## begin Source records

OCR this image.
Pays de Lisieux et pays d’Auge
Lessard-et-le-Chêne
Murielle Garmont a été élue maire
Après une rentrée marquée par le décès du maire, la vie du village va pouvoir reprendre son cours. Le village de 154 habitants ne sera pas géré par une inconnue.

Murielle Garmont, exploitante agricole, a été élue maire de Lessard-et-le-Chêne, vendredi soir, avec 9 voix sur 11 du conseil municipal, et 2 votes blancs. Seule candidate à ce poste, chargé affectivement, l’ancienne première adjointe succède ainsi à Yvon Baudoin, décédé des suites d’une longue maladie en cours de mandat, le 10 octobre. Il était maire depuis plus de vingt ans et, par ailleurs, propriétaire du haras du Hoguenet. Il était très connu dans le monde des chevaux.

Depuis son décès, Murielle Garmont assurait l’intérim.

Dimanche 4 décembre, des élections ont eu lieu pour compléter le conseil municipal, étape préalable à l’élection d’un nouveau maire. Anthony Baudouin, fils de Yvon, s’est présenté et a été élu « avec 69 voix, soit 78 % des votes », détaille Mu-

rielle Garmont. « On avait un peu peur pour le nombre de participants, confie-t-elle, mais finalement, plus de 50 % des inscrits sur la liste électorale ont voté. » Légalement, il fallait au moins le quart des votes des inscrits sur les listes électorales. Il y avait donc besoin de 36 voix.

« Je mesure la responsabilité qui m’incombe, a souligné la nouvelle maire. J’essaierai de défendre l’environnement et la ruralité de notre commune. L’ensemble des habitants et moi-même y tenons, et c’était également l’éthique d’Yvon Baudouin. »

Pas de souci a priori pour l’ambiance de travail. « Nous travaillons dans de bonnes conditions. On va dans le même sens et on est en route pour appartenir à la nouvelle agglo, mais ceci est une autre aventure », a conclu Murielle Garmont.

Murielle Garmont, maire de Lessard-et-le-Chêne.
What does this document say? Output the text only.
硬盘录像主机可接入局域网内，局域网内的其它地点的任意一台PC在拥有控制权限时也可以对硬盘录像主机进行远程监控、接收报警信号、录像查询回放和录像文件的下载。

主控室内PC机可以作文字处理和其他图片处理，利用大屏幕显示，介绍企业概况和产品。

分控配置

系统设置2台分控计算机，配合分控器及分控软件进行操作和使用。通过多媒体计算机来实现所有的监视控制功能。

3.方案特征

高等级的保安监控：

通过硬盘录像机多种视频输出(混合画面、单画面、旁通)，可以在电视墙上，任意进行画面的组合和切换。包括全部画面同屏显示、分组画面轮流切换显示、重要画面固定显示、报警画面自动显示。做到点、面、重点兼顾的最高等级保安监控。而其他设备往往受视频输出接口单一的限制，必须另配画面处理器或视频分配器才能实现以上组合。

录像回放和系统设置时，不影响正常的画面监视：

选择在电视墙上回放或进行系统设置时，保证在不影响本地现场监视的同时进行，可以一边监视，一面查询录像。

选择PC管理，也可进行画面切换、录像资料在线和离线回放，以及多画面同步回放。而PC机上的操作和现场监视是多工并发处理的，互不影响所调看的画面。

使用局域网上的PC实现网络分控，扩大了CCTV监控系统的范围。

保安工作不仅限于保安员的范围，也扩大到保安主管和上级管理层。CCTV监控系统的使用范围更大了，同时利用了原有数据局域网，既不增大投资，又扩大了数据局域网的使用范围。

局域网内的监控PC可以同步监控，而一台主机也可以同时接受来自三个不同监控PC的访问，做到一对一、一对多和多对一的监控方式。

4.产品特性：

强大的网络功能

## end Source records

Please repeat the material above, word for word and in full.

◆ **Final result**:
OCR this image.
Pays de Lisieux et pays d’Auge
Lessard-et-le-Chêne
Murielle Garmont a été élue maire
Après une rentrée marquée par le décès du maire, la vie du village va pouvoir reprendre son cours. Le village de 154 habitants ne sera pas géré par une inconnue.

Murielle Garmont, exploitante agricole, a été élue maire de Lessard-et-le-Chêne, vendredi soir, avec 9 voix sur 11 du conseil municipal, et 2 votes blancs. Seule candidate à ce poste, chargé affectivement, l’ancienne première adjointe succède ainsi à Yvon Baudoin, décédé des suites d’une longue maladie en cours de mandat, le 10 octobre. Il était maire depuis plus de vingt ans et, par ailleurs, propriétaire du haras du Hoguenet. Il était très connu dans le monde des chevaux.

Depuis son décès, Murielle Garmont assurait l’intérim.

Dimanche 4 décembre, des élections ont eu lieu pour compléter le conseil municipal, étape préalable à l’élection d’un nouveau maire. Anthony Baudouin, fils de Yvon, s’est présenté et a été élu « avec 69 voix, soit 78 % des votes », détaille Mu-

rielle Garmont. « On avait un peu peur pour le nombre de participants, confie-t-elle, mais finalement, plus de 50 % des inscrits sur la liste électorale ont voté. » Légalement, il fallait au moins le quart des votes des inscrits sur les listes électorales. Il y avait donc besoin de 36 voix.

« Je mesure la responsabilité qui m’incombe, a souligné la nouvelle maire. J’essaierai de défendre l’environnement et la ruralité de notre commune. L’ensemble des habitants et moi-même y tenons, et c’était également l’éthique d’Yvon Baudouin. »

Pas de souci a priori pour l’ambiance de travail. « Nous travaillons dans de bonnes conditions. On va dans le même sens et on est en route pour appartenir à la nouvelle agglo, mais ceci est une autre aventure », a conclu Murielle Garmont.

Murielle Garmont, maire de Lessard-et-le-Chêne.
What does this document say? Output the text only.
硬盘录像主机可接入局域网内，局域网内的其它地点的任意一台PC在拥有控制权限时也可以对硬盘录像主机进行远程监控、接收报警信号、录像查询回放和录像文件的下载。

主控室内PC机可以作文字处理和其他图片处理，利用大屏幕显示，介绍企业概况和产品。

分控配置

系统设置2台分控计算机，配合分控器及分控软件进行操作和使用。通过多媒体计算机来实现所有的监视控制功能。

3.方案特征

高等级的保安监控：

通过硬盘录像机多种视频输出(混合画面、单画面、旁通)，可以在电视墙上，任意进行画面的组合和切换。包括全部画面同屏显示、分组画面轮流切换显示、重要画面固定显示、报警画面自动显示。做到点、面、重点兼顾的最高等级保安监控。而其他设备往往受视频输出接口单一的限制，必须另配画面处理器或视频分配器才能实现以上组合。

录像回放和系统设置时，不影响正常的画面监视：

选择在电视墙上回放或进行系统设置时，保证在不影响本地现场监视的同时进行，可以一边监视，一面查询录像。

选择PC管理，也可进行画面切换、录像资料在线和离线回放，以及多画面同步回放。而PC机上的操作和现场监视是多工并发处理的，互不影响所调看的画面。

使用局域网上的PC实现网络分控，扩大了CCTV监控系统的范围。

保安工作不仅限于保安员的范围，也扩大到保安主管和上级管理层。CCTV监控系统的使用范围更大了，同时利用了原有数据局域网，既不增大投资，又扩大了数据局域网的使用范围。

局域网内的监控PC可以同步监控，而一台主机也可以同时接受来自三个不同监控PC的访问，做到一对一、一对多和多对一的监控方式。

4.产品特性：

强大的网络功能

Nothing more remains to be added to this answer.